> Exercise requirements
Across the data below, how many lines hold "source"? Answer with that number and nothing else.

> Provided material
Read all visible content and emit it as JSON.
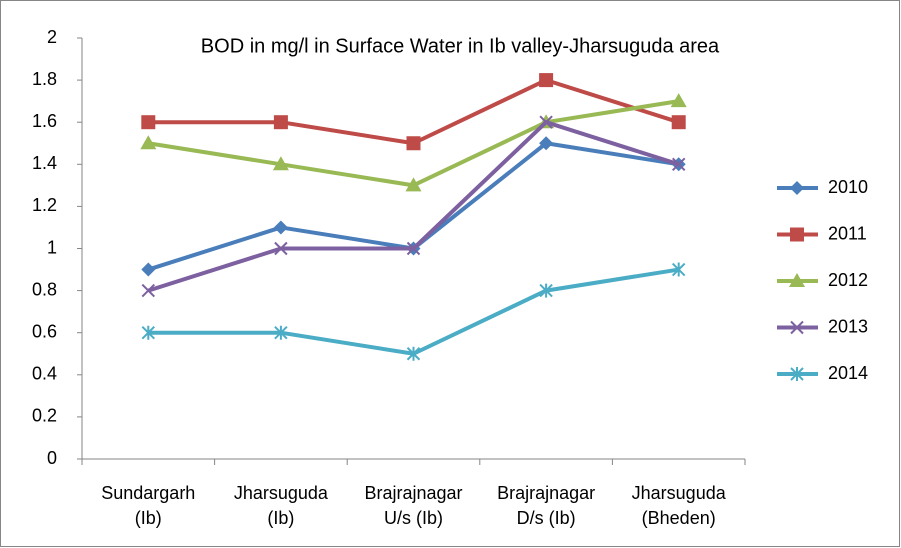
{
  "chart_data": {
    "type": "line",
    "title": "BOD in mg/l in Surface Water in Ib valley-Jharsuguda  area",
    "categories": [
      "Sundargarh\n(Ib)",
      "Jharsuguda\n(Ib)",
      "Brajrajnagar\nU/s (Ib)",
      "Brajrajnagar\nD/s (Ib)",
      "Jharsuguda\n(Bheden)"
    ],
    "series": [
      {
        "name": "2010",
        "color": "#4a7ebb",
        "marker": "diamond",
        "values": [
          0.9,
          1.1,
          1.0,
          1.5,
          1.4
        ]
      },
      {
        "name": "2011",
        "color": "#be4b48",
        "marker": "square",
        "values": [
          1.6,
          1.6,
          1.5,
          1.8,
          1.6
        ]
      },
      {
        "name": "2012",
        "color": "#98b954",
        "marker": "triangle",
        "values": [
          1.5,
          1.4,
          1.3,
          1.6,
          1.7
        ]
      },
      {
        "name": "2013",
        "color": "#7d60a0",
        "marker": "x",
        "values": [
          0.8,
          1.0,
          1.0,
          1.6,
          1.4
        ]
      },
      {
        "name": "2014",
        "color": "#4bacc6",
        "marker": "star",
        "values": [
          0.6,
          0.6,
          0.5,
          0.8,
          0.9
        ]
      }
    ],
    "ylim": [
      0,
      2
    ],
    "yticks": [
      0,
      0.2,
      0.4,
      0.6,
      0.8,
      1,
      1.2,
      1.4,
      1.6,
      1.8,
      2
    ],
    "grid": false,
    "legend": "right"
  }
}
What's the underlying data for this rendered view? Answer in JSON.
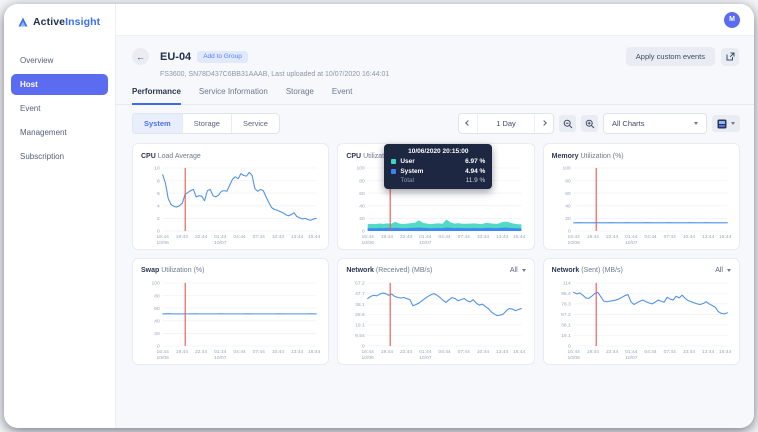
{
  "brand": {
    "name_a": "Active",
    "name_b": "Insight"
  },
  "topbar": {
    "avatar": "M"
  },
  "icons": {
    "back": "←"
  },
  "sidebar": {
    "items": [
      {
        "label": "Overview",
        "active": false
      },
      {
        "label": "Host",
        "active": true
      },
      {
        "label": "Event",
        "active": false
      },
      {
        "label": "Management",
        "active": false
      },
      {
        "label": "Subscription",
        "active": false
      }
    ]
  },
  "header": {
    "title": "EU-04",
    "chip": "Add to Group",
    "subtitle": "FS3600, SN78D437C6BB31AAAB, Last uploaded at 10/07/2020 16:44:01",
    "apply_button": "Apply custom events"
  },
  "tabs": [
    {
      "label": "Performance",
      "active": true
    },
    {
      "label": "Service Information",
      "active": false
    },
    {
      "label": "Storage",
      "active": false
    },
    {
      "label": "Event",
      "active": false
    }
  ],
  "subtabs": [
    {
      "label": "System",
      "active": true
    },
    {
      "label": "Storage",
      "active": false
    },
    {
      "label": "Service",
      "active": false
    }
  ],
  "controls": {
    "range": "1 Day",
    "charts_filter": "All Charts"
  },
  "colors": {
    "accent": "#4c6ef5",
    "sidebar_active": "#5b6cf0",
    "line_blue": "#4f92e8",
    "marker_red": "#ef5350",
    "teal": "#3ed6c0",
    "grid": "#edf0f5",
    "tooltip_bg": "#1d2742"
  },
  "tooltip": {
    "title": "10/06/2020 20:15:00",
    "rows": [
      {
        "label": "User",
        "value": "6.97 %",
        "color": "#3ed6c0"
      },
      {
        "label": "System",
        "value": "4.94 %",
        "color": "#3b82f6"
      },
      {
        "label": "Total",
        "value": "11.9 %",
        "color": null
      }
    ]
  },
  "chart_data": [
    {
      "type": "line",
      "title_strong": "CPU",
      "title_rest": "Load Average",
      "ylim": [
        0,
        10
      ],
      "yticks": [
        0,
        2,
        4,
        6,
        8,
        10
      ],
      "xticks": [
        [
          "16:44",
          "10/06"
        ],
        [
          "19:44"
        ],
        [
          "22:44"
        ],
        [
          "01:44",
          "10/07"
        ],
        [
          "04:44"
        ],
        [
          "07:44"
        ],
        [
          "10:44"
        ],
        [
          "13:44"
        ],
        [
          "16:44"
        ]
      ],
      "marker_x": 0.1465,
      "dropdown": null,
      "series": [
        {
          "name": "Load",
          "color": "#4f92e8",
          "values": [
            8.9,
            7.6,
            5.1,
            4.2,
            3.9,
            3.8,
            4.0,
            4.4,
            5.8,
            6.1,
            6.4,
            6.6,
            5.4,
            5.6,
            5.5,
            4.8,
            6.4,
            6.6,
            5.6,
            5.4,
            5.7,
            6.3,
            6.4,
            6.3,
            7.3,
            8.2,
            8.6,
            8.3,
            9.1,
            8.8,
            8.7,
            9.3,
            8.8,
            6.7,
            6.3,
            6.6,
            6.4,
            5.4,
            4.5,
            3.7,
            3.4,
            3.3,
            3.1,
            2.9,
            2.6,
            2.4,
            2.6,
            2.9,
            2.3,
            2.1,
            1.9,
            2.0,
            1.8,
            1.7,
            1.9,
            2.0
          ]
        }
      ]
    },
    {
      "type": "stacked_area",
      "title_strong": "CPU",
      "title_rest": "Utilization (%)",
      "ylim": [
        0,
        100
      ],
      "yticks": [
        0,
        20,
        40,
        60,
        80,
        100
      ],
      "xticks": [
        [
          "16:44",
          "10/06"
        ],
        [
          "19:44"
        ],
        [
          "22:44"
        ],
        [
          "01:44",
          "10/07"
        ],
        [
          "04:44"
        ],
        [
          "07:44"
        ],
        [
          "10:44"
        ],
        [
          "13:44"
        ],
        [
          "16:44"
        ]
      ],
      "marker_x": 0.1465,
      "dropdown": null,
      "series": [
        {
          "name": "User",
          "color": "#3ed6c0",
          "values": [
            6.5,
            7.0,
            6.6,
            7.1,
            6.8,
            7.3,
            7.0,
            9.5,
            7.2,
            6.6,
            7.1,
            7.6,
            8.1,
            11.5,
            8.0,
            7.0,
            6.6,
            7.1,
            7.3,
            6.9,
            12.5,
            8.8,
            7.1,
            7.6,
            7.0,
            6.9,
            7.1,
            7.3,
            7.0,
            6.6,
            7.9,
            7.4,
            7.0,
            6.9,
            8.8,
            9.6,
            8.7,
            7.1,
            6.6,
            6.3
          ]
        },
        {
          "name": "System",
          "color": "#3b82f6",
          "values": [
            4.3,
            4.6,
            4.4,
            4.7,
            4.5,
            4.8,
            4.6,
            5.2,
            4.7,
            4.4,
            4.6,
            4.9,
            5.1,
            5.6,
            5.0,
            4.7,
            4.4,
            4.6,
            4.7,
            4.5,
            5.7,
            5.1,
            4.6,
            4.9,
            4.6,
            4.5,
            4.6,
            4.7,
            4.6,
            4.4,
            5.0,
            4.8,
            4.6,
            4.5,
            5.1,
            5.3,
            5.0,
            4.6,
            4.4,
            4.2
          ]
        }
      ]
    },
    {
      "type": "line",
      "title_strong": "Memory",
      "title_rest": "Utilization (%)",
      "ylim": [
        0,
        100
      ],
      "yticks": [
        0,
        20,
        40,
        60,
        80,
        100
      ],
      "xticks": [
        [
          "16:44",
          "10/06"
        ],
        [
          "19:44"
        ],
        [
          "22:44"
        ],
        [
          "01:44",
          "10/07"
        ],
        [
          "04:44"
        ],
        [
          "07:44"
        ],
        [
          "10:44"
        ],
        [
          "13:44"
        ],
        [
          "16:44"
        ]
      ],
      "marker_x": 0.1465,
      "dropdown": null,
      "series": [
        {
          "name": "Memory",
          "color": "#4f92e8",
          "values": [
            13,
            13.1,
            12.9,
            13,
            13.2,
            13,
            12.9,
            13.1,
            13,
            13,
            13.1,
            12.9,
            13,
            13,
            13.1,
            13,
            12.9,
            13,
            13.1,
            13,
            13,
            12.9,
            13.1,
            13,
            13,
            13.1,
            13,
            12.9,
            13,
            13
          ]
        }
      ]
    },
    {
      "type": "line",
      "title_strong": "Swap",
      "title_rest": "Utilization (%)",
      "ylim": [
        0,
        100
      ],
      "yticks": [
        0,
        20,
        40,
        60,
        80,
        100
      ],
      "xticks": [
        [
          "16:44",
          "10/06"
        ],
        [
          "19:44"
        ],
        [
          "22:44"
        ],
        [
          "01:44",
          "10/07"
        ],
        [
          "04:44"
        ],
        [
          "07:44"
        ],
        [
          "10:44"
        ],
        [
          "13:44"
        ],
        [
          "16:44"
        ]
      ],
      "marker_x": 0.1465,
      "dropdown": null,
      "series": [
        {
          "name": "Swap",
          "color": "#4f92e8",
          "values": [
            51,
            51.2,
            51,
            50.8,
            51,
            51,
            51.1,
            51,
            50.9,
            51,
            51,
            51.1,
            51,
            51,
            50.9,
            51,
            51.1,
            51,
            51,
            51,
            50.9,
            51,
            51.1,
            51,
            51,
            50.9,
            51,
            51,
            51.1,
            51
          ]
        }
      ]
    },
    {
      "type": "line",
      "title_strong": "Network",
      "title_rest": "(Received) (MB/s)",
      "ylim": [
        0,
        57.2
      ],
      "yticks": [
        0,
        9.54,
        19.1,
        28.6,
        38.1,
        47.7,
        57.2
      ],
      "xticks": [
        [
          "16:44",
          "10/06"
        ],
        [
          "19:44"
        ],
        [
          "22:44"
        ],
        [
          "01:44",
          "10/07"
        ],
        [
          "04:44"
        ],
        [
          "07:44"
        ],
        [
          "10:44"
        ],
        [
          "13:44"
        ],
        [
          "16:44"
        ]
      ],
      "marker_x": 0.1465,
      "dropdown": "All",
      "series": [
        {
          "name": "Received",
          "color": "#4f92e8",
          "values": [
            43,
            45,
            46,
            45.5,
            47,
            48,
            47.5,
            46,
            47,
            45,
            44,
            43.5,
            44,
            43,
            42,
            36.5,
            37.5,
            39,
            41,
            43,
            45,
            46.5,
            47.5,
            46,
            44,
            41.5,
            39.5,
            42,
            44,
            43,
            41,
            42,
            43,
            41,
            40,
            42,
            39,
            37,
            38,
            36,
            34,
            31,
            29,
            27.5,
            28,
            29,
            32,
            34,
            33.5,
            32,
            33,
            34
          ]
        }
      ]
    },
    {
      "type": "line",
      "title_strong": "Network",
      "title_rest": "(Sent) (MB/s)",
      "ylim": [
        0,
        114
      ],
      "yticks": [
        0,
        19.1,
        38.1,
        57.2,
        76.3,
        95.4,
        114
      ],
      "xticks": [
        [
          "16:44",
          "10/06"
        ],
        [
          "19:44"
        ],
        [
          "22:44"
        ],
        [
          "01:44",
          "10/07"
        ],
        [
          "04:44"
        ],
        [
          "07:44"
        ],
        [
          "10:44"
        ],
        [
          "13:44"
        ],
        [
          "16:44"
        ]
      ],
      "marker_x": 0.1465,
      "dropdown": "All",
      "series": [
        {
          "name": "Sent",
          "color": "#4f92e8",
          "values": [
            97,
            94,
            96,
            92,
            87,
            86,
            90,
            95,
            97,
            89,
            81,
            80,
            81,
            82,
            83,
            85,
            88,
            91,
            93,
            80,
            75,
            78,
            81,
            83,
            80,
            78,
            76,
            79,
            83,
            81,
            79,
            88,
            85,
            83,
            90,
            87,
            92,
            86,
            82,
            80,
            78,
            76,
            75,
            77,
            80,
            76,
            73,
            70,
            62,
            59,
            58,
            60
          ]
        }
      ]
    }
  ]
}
...
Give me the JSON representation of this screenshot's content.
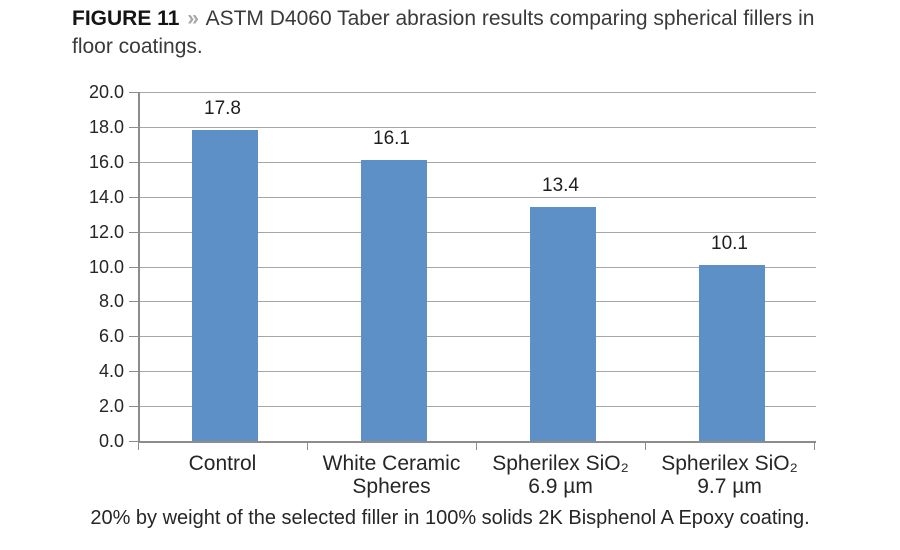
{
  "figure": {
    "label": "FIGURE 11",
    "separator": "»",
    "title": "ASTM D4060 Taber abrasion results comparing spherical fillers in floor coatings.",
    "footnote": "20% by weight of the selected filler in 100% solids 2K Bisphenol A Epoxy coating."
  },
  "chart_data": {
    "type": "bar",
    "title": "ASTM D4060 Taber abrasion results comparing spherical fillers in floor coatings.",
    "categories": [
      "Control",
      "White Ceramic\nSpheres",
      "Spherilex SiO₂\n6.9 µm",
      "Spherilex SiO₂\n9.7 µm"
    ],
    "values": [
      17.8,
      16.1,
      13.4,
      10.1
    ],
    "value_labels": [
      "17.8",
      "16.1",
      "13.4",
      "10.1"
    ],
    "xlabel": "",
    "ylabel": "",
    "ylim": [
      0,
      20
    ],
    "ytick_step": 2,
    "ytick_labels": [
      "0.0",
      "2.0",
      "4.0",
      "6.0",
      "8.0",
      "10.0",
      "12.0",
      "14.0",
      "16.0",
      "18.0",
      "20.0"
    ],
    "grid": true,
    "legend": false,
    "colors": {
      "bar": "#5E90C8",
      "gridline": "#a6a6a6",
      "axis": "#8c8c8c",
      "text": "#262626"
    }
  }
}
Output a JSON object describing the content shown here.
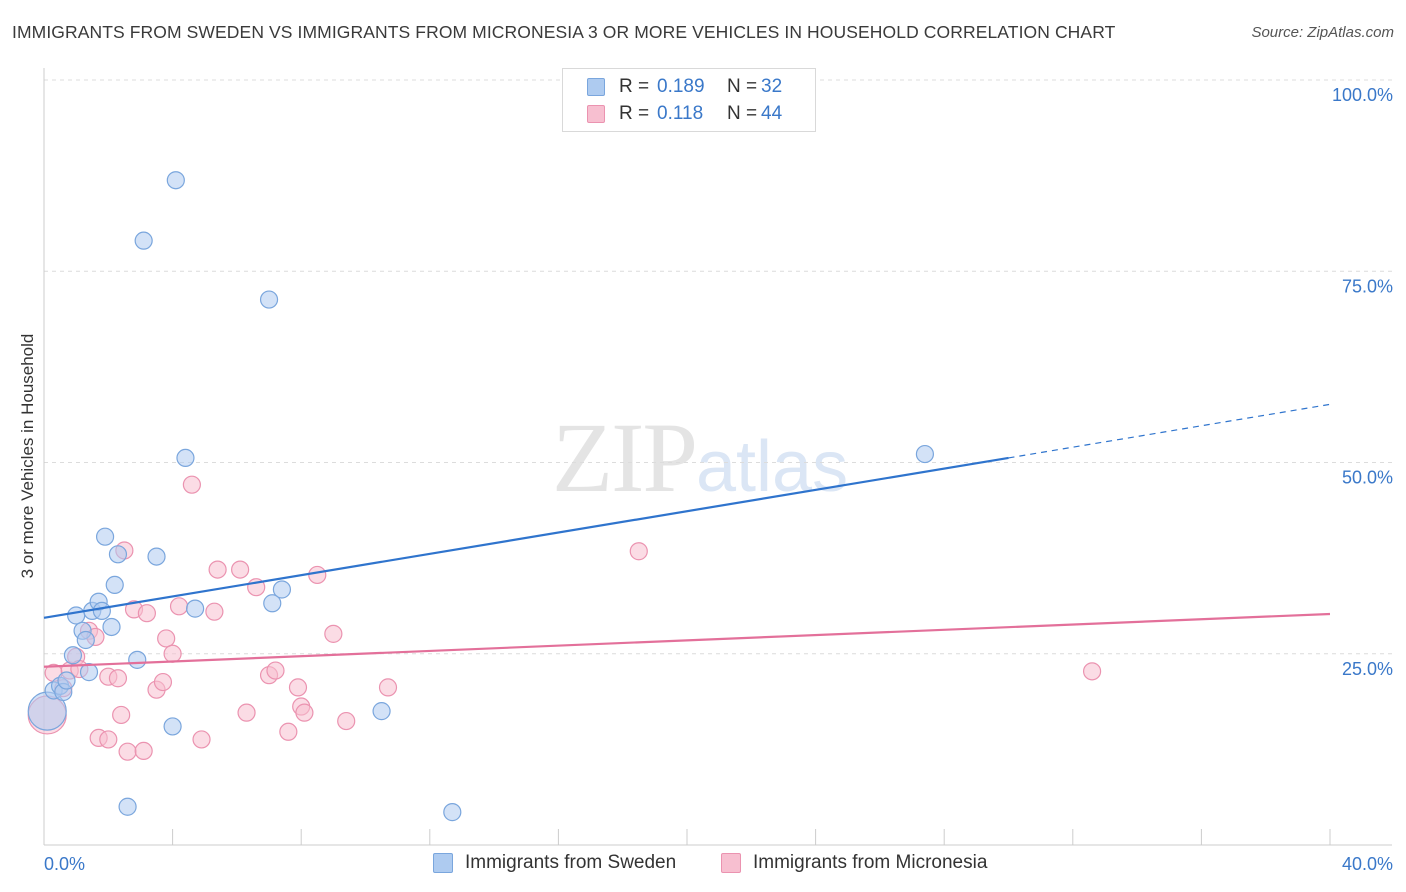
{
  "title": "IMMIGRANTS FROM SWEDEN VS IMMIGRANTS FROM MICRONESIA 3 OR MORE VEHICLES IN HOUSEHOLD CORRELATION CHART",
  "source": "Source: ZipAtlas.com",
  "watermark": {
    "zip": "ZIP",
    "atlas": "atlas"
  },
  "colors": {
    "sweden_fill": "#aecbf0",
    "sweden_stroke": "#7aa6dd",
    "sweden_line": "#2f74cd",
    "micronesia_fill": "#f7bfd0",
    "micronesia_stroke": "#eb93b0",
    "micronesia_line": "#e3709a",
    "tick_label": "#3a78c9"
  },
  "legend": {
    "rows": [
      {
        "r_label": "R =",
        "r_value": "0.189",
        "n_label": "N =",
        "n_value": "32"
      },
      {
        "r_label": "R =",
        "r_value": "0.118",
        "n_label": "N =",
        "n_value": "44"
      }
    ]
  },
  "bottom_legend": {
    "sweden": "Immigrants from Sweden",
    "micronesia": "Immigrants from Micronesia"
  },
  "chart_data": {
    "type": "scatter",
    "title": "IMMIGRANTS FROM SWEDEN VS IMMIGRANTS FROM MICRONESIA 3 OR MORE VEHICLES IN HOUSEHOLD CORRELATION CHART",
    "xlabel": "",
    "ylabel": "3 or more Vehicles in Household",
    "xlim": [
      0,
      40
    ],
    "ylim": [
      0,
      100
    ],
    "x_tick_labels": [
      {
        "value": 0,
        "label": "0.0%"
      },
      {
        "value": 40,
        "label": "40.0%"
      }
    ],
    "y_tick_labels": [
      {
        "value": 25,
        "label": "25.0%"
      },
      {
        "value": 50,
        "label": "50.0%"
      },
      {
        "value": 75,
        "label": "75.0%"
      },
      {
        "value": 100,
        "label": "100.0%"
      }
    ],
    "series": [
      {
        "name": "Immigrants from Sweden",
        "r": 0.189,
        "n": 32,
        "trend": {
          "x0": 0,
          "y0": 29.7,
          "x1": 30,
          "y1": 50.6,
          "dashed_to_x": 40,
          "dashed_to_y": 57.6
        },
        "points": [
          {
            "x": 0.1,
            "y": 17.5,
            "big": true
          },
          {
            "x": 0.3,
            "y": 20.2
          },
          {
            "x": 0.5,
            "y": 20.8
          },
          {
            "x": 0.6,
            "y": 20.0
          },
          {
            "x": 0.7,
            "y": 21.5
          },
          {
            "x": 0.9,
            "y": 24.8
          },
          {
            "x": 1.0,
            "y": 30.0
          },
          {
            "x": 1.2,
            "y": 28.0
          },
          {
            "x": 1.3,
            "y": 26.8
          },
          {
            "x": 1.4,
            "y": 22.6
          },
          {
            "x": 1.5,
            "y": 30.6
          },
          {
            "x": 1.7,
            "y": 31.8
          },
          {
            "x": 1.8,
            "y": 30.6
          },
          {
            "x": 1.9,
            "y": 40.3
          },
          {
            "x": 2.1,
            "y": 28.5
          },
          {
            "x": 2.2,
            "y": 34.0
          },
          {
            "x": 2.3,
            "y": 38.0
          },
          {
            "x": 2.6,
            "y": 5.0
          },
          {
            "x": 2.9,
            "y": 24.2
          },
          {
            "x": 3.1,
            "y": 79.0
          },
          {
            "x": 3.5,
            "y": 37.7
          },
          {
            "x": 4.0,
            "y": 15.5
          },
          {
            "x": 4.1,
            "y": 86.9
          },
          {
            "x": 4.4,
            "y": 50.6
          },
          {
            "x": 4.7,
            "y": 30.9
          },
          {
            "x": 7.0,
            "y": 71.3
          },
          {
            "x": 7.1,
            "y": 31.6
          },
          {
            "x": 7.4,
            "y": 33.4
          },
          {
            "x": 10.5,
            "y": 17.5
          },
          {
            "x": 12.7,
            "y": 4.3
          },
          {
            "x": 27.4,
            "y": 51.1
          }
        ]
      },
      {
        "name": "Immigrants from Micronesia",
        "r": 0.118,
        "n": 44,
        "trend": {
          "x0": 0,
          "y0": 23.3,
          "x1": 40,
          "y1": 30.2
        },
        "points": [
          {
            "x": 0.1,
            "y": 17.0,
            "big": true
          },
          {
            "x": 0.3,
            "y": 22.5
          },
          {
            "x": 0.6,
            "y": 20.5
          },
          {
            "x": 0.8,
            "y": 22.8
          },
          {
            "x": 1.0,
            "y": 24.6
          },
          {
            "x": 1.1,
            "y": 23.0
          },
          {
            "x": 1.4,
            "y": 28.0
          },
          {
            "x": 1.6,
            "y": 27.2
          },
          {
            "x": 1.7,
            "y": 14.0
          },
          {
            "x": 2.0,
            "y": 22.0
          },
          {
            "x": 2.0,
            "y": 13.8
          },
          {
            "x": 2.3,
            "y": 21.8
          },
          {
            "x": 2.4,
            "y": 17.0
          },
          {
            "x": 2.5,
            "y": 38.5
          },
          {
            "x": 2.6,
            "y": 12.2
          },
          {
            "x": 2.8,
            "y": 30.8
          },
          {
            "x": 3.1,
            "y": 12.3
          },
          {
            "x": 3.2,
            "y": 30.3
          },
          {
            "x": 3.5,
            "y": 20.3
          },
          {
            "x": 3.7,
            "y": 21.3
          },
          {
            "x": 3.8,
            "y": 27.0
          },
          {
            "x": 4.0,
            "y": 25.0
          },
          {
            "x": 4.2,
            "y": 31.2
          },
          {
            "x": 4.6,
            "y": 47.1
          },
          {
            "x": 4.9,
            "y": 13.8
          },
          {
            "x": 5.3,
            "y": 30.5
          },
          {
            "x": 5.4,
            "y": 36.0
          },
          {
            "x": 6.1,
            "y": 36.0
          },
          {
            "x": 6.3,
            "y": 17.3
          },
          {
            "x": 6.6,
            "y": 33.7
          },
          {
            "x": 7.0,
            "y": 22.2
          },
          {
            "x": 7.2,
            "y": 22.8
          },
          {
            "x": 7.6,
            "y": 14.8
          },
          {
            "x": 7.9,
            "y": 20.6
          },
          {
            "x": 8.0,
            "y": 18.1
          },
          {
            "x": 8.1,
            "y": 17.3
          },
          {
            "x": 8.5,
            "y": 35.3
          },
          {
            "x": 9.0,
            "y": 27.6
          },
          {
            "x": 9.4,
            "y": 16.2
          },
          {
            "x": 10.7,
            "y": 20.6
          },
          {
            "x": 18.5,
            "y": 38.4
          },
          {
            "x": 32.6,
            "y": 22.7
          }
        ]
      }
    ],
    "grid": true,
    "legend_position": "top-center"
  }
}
...
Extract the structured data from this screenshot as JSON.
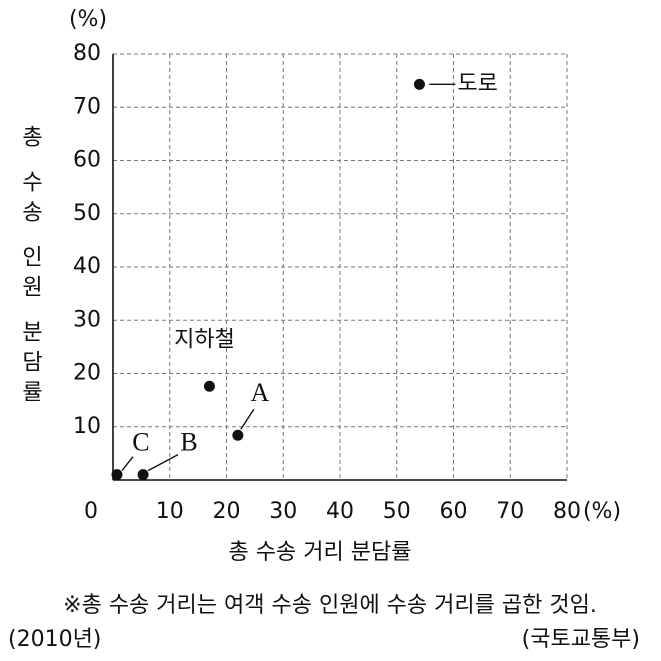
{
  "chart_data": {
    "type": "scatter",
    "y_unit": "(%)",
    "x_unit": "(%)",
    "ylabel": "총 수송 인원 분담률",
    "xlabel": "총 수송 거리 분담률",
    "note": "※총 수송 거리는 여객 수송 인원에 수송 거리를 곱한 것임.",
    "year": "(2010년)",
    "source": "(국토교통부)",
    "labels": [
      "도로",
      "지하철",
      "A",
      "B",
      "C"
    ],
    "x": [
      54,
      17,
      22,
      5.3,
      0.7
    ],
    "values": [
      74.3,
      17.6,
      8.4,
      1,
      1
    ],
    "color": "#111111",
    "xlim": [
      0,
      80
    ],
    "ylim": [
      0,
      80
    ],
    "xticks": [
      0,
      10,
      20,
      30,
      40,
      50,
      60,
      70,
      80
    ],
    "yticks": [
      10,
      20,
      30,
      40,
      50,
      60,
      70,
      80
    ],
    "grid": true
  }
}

> Result of the task
2